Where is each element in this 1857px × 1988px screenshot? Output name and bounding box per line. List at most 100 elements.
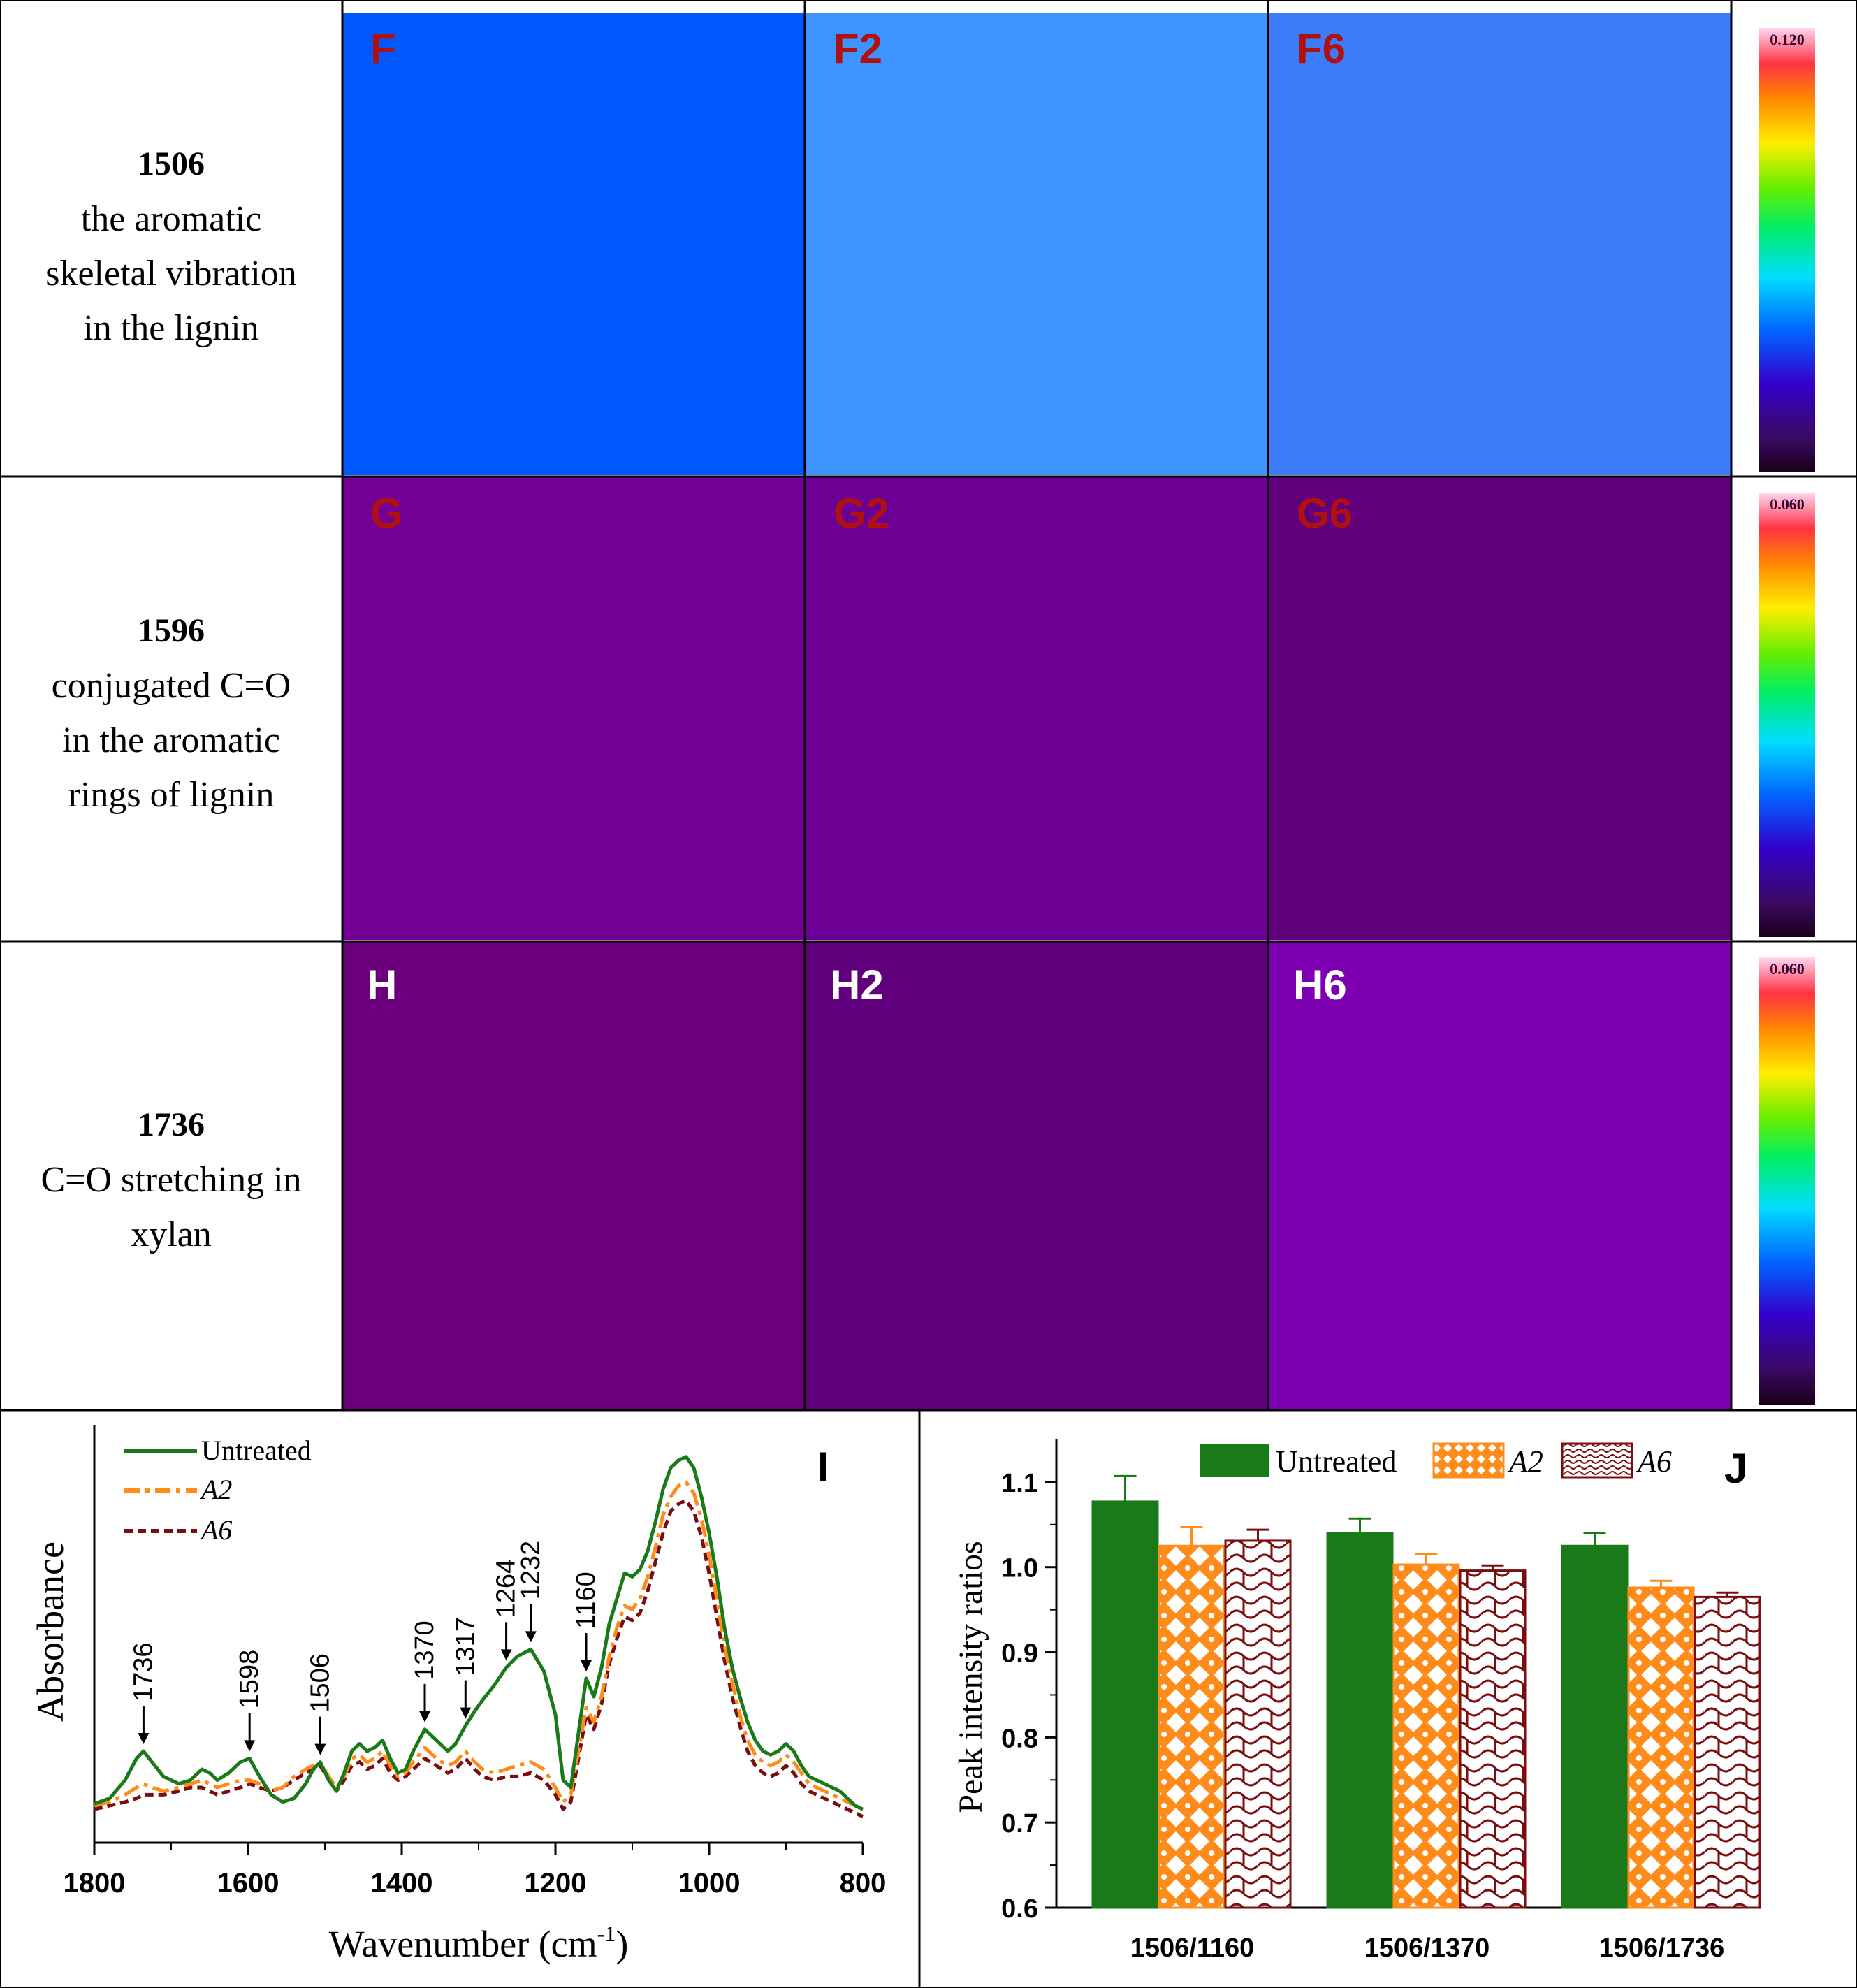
row-description-line: xylan [131, 1214, 212, 1254]
y-tick-label: 1.1 [1001, 1469, 1038, 1498]
map-image-F2 [806, 13, 1268, 475]
legend-swatch-untreated [1200, 1444, 1269, 1477]
peak-label: 1736 [129, 1642, 158, 1702]
row-description-line: C=O stretching in [41, 1160, 301, 1200]
bar-untreated [1091, 1500, 1159, 1909]
peak-arrow-head [460, 1707, 472, 1719]
bar-a6 [1224, 1539, 1292, 1909]
x-tick-label: 1600 [217, 1868, 279, 1899]
series-line-untreated [94, 1455, 864, 1811]
bar-a6 [1459, 1569, 1527, 1909]
row-description-line: in the lignin [83, 308, 258, 348]
x-tick-label: 1400 [371, 1868, 433, 1899]
bar-a6 [1694, 1595, 1761, 1909]
colorbar-max-label: 0.060 [1770, 960, 1805, 978]
row-1506: 1506 the aromatic skeletal vibration in … [45, 13, 1815, 475]
bar-a2 [1158, 1544, 1225, 1909]
panel-label-F: F [370, 25, 396, 72]
y-tick-label: 0.8 [1001, 1724, 1038, 1753]
bar-untreated [1326, 1532, 1394, 1909]
legend-label-untreated: Untreated [1276, 1444, 1397, 1479]
legend-label-a2: A2 [1507, 1444, 1543, 1479]
row-description-line: the aromatic [81, 199, 261, 239]
x-axis-label: Wavenumber (cm-1) [329, 1921, 629, 1965]
map-image-G2 [806, 477, 1268, 940]
map-image-H2 [806, 942, 1268, 1409]
legend-label-a2: A2 [199, 1474, 232, 1505]
legend-swatch-a2 [1432, 1442, 1505, 1479]
map-image-H [342, 942, 805, 1409]
category-label: 1506/1736 [1599, 1933, 1725, 1963]
peak-label: 1370 [410, 1620, 439, 1680]
peak-label: 1317 [451, 1617, 480, 1676]
row-1736: 1736 C=O stretching in xylan H H2 H6 0.0… [41, 942, 1815, 1409]
panel-label-G2: G2 [833, 490, 889, 537]
series-line-a2 [94, 1480, 864, 1811]
peak-label: 1160 [571, 1572, 601, 1629]
x-tick-label: 800 [840, 1868, 887, 1899]
panel-label-F6: F6 [1297, 25, 1346, 72]
legend-label-a6: A6 [199, 1514, 232, 1546]
x-tick-label: 1000 [678, 1868, 741, 1899]
row-description-line: conjugated C=O [52, 666, 291, 706]
y-axis-label: Absorbance [29, 1541, 71, 1722]
category-label: 1506/1160 [1130, 1933, 1255, 1963]
bar-a2 [1392, 1563, 1460, 1909]
spectra-chart: 1800 1600 1400 1200 1000 800 1736 1598 1506 1370… [29, 1425, 886, 1965]
peak-arrow-head [244, 1740, 256, 1752]
bar-a2 [1627, 1586, 1695, 1909]
y-axis-label: Peak intensity ratios [952, 1541, 989, 1813]
row-1596: 1596 conjugated C=O in the aromatic ring… [52, 477, 1815, 940]
peak-arrow-head [138, 1733, 150, 1744]
y-tick-label: 0.7 [1001, 1809, 1038, 1838]
row-description-line: skeletal vibration [45, 254, 297, 293]
y-tick-label: 0.6 [1001, 1894, 1038, 1924]
peak-label: 1598 [235, 1650, 264, 1709]
map-image-H6 [1269, 942, 1731, 1409]
colorbar-max-label: 0.060 [1770, 495, 1805, 513]
peak-label: 1506 [305, 1653, 335, 1713]
panel-label-H6: H6 [1293, 962, 1347, 1008]
row-wavenumber: 1736 [138, 1106, 205, 1143]
legend: Untreated A2 A6 [1200, 1442, 1672, 1479]
map-image-F [342, 13, 805, 475]
peak-arrow-head [500, 1649, 512, 1661]
map-image-G6 [1269, 477, 1731, 940]
colorbar [1759, 493, 1815, 937]
series-line-a6 [94, 1498, 864, 1818]
legend-label-a6: A6 [1636, 1444, 1672, 1479]
bar-untreated [1561, 1544, 1629, 1909]
category-label: 1506/1370 [1364, 1933, 1490, 1963]
colorbar [1759, 957, 1815, 1405]
peak-arrow-head [525, 1631, 537, 1643]
legend-swatch-a6 [1561, 1442, 1633, 1479]
peak-arrow-head [419, 1711, 430, 1722]
panel-label-H2: H2 [830, 962, 884, 1008]
peak-arrow-head [581, 1660, 592, 1671]
panel-label-I: I [817, 1444, 829, 1490]
row-wavenumber: 1596 [138, 612, 205, 649]
y-tick-label: 1.0 [1001, 1554, 1038, 1583]
x-tick-label: 1800 [64, 1868, 126, 1899]
panel-label-H: H [367, 962, 397, 1008]
colorbar-max-label: 0.120 [1770, 31, 1805, 48]
row-description-line: in the aromatic [62, 720, 280, 760]
panel-label-F2: F2 [833, 25, 882, 72]
panel-label-J: J [1724, 1445, 1747, 1492]
map-image-G [342, 477, 805, 940]
colorbar [1759, 28, 1815, 472]
row-wavenumber: 1506 [138, 145, 205, 182]
peak-arrow-head [314, 1743, 326, 1755]
row-description-line: rings of lignin [68, 775, 275, 815]
y-tick-label: 0.9 [1001, 1639, 1038, 1669]
panel-label-G: G [370, 490, 403, 537]
x-tick-label: 1200 [525, 1868, 587, 1899]
peak-label: 1264 [492, 1559, 521, 1618]
legend-label-untreated: Untreated [201, 1435, 312, 1466]
map-image-F6 [1269, 13, 1731, 475]
panel-label-G6: G6 [1297, 490, 1353, 537]
ratio-bar-chart: 0.6 0.7 0.8 0.9 1.0 1.1 1506/1160 1506/1370 150… [952, 1439, 1761, 1963]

Exercise aim ▸
Can you quote verbatim the lines of the records from the line containing "row-description-line: xylan [131, 1214, 212, 1254]" through the line containing "peak-label: 1370 [410, 1620, 439, 1680]", with both end lines included and nothing else?

Exercise response ▸
row-description-line: xylan [131, 1214, 212, 1254]
y-tick-label: 1.1 [1001, 1469, 1038, 1498]
map-image-F2 [806, 13, 1268, 475]
legend-swatch-untreated [1200, 1444, 1269, 1477]
peak-label: 1736 [129, 1642, 158, 1702]
row-description-line: C=O stretching in [41, 1160, 301, 1200]
bar-untreated [1091, 1500, 1159, 1909]
peak-arrow-head [460, 1707, 472, 1719]
bar-a6 [1224, 1539, 1292, 1909]
x-tick-label: 1600 [217, 1868, 279, 1899]
series-line-untreated [94, 1455, 864, 1811]
bar-a6 [1459, 1569, 1527, 1909]
row-description-line: in the lignin [83, 308, 258, 348]
x-tick-label: 1400 [371, 1868, 433, 1899]
bar-a6 [1694, 1595, 1761, 1909]
colorbar-max-label: 0.060 [1770, 960, 1805, 978]
row-1506: 1506 the aromatic skeletal vibration in … [45, 13, 1815, 475]
bar-a2 [1158, 1544, 1225, 1909]
panel-label-F: F [370, 25, 396, 72]
y-tick-label: 0.8 [1001, 1724, 1038, 1753]
bar-untreated [1326, 1532, 1394, 1909]
legend-label-untreated: Untreated [1276, 1444, 1397, 1479]
legend-label-a2: A2 [1507, 1444, 1543, 1479]
row-description-line: the aromatic [81, 199, 261, 239]
x-axis-label: Wavenumber (cm-1) [329, 1921, 629, 1965]
map-image-G2 [806, 477, 1268, 940]
map-image-H2 [806, 942, 1268, 1409]
legend-label-a2: A2 [199, 1474, 232, 1505]
legend-swatch-a2 [1432, 1442, 1505, 1479]
map-image-H [342, 942, 805, 1409]
category-label: 1506/1736 [1599, 1933, 1725, 1963]
peak-label: 1370 [410, 1620, 439, 1680]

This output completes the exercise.